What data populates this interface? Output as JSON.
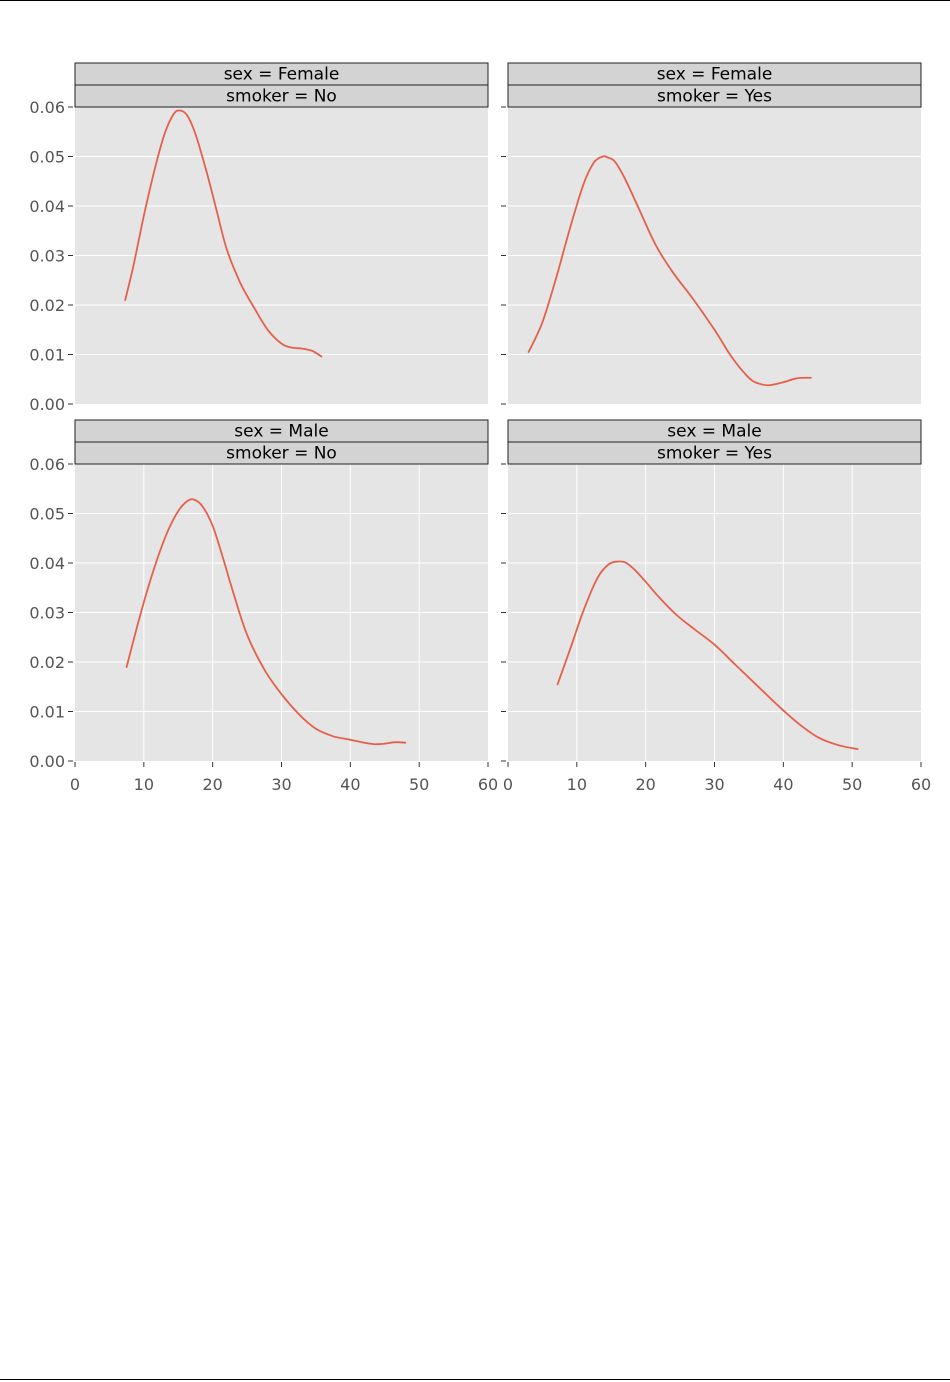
{
  "page": {
    "colors": {
      "line": "#e5604a",
      "panel": "#e5e5e5",
      "strip": "#d3d3d3",
      "grid": "#ffffff"
    }
  },
  "chart_data": {
    "type": "line",
    "facet_rows": "sex",
    "facet_cols": "smoker",
    "xlim": [
      0,
      60
    ],
    "ylim": [
      0.0,
      0.06
    ],
    "xticks": [
      0,
      10,
      20,
      30,
      40,
      50,
      60
    ],
    "yticks": [
      0.0,
      0.01,
      0.02,
      0.03,
      0.04,
      0.05,
      0.06
    ],
    "xtick_labels": [
      "0",
      "10",
      "20",
      "30",
      "40",
      "50",
      "60"
    ],
    "ytick_labels": [
      "0.00",
      "0.01",
      "0.02",
      "0.03",
      "0.04",
      "0.05",
      "0.06"
    ],
    "grid": true,
    "panels": [
      {
        "strip_top": "sex = Female",
        "strip_bottom": "smoker = No",
        "x": [
          7.3,
          8.5,
          10,
          11.5,
          13,
          14.3,
          15.2,
          16.3,
          17.5,
          19,
          20.5,
          22,
          24,
          26,
          28,
          30,
          31.5,
          33,
          34.5,
          35.8
        ],
        "y": [
          0.021,
          0.028,
          0.038,
          0.047,
          0.0545,
          0.0585,
          0.0593,
          0.0583,
          0.0545,
          0.0475,
          0.0395,
          0.0315,
          0.0245,
          0.0195,
          0.015,
          0.0122,
          0.0114,
          0.0112,
          0.0107,
          0.0096
        ]
      },
      {
        "strip_top": "sex = Female",
        "strip_bottom": "smoker = Yes",
        "x": [
          3,
          5,
          7,
          9,
          11,
          12.5,
          13.8,
          14.5,
          15.5,
          17,
          19,
          21.5,
          24,
          27,
          30,
          32.5,
          35,
          36.5,
          38,
          40,
          42,
          44
        ],
        "y": [
          0.0105,
          0.0165,
          0.0255,
          0.0355,
          0.0445,
          0.0488,
          0.05,
          0.0498,
          0.049,
          0.0455,
          0.0395,
          0.032,
          0.0265,
          0.021,
          0.015,
          0.0095,
          0.0053,
          0.0041,
          0.0038,
          0.0044,
          0.0052,
          0.0053
        ]
      },
      {
        "strip_top": "sex = Male",
        "strip_bottom": "smoker = No",
        "x": [
          7.5,
          9,
          10.5,
          12,
          13.5,
          15,
          16.3,
          17.3,
          18.5,
          20,
          21.5,
          23,
          25,
          27.5,
          30,
          32.5,
          35,
          37.5,
          40,
          42,
          43.5,
          45,
          46.5,
          48
        ],
        "y": [
          0.019,
          0.027,
          0.0345,
          0.041,
          0.0465,
          0.0505,
          0.0525,
          0.0528,
          0.0515,
          0.0475,
          0.041,
          0.034,
          0.0255,
          0.0185,
          0.0135,
          0.0095,
          0.0065,
          0.005,
          0.0043,
          0.0037,
          0.0034,
          0.0035,
          0.0038,
          0.0037
        ]
      },
      {
        "strip_top": "sex = Male",
        "strip_bottom": "smoker = Yes",
        "x": [
          7.2,
          9,
          11,
          13,
          14.7,
          16.2,
          17.2,
          18.5,
          20,
          22,
          24.5,
          27,
          30,
          33,
          36,
          39,
          42,
          45,
          48,
          50.8
        ],
        "y": [
          0.0155,
          0.0225,
          0.0305,
          0.037,
          0.0398,
          0.0403,
          0.04,
          0.0385,
          0.0362,
          0.033,
          0.0295,
          0.0267,
          0.0235,
          0.0195,
          0.0155,
          0.0115,
          0.0078,
          0.0048,
          0.0032,
          0.0024
        ]
      }
    ]
  }
}
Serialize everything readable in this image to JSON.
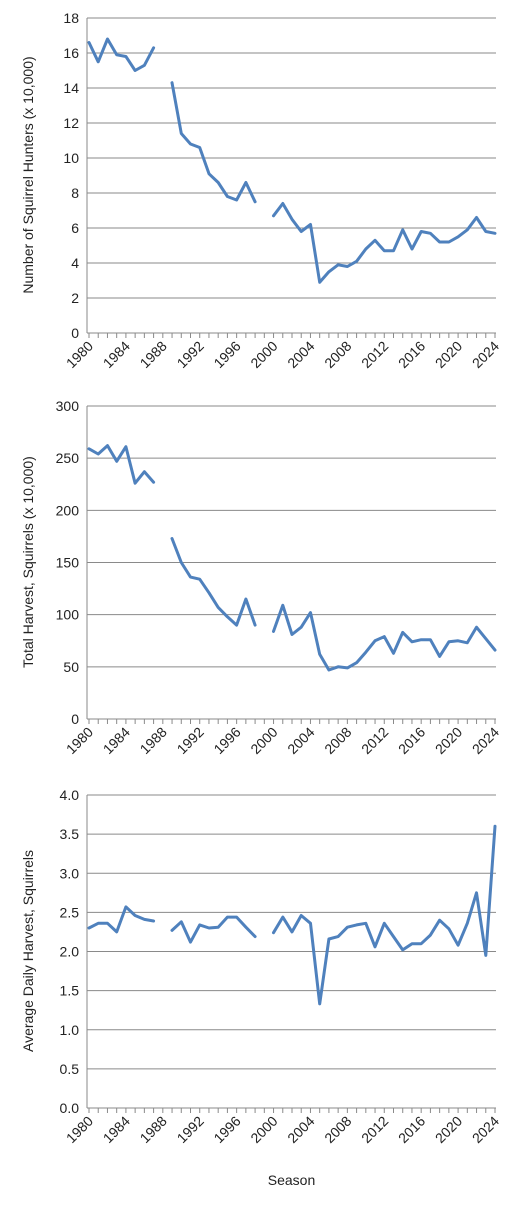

────────

**What is being asked**.
The records above must be echoed exactly, minus their pictures.

**Final result**.
What data populates this interface? Output as JSON.
{
  "page": {
    "colors": {
      "line": "#e5604a",
      "panel": "#e5e5e5",
      "strip": "#d3d3d3",
      "grid": "#ffffff"
    }
  },
  "chart_data": {
    "type": "line",
    "facet_rows": "sex",
    "facet_cols": "smoker",
    "xlim": [
      0,
      60
    ],
    "ylim": [
      0.0,
      0.06
    ],
    "xticks": [
      0,
      10,
      20,
      30,
      40,
      50,
      60
    ],
    "yticks": [
      0.0,
      0.01,
      0.02,
      0.03,
      0.04,
      0.05,
      0.06
    ],
    "xtick_labels": [
      "0",
      "10",
      "20",
      "30",
      "40",
      "50",
      "60"
    ],
    "ytick_labels": [
      "0.00",
      "0.01",
      "0.02",
      "0.03",
      "0.04",
      "0.05",
      "0.06"
    ],
    "grid": true,
    "panels": [
      {
        "strip_top": "sex = Female",
        "strip_bottom": "smoker = No",
        "x": [
          7.3,
          8.5,
          10,
          11.5,
          13,
          14.3,
          15.2,
          16.3,
          17.5,
          19,
          20.5,
          22,
          24,
          26,
          28,
          30,
          31.5,
          33,
          34.5,
          35.8
        ],
        "y": [
          0.021,
          0.028,
          0.038,
          0.047,
          0.0545,
          0.0585,
          0.0593,
          0.0583,
          0.0545,
          0.0475,
          0.0395,
          0.0315,
          0.0245,
          0.0195,
          0.015,
          0.0122,
          0.0114,
          0.0112,
          0.0107,
          0.0096
        ]
      },
      {
        "strip_top": "sex = Female",
        "strip_bottom": "smoker = Yes",
        "x": [
          3,
          5,
          7,
          9,
          11,
          12.5,
          13.8,
          14.5,
          15.5,
          17,
          19,
          21.5,
          24,
          27,
          30,
          32.5,
          35,
          36.5,
          38,
          40,
          42,
          44
        ],
        "y": [
          0.0105,
          0.0165,
          0.0255,
          0.0355,
          0.0445,
          0.0488,
          0.05,
          0.0498,
          0.049,
          0.0455,
          0.0395,
          0.032,
          0.0265,
          0.021,
          0.015,
          0.0095,
          0.0053,
          0.0041,
          0.0038,
          0.0044,
          0.0052,
          0.0053
        ]
      },
      {
        "strip_top": "sex = Male",
        "strip_bottom": "smoker = No",
        "x": [
          7.5,
          9,
          10.5,
          12,
          13.5,
          15,
          16.3,
          17.3,
          18.5,
          20,
          21.5,
          23,
          25,
          27.5,
          30,
          32.5,
          35,
          37.5,
          40,
          42,
          43.5,
          45,
          46.5,
          48
        ],
        "y": [
          0.019,
          0.027,
          0.0345,
          0.041,
          0.0465,
          0.0505,
          0.0525,
          0.0528,
          0.0515,
          0.0475,
          0.041,
          0.034,
          0.0255,
          0.0185,
          0.0135,
          0.0095,
          0.0065,
          0.005,
          0.0043,
          0.0037,
          0.0034,
          0.0035,
          0.0038,
          0.0037
        ]
      },
      {
        "strip_top": "sex = Male",
        "strip_bottom": "smoker = Yes",
        "x": [
          7.2,
          9,
          11,
          13,
          14.7,
          16.2,
          17.2,
          18.5,
          20,
          22,
          24.5,
          27,
          30,
          33,
          36,
          39,
          42,
          45,
          48,
          50.8
        ],
        "y": [
          0.0155,
          0.0225,
          0.0305,
          0.037,
          0.0398,
          0.0403,
          0.04,
          0.0385,
          0.0362,
          0.033,
          0.0295,
          0.0267,
          0.0235,
          0.0195,
          0.0155,
          0.0115,
          0.0078,
          0.0048,
          0.0032,
          0.0024
        ]
      }
    ]
  }
}
Serialize everything readable in this image to JSON.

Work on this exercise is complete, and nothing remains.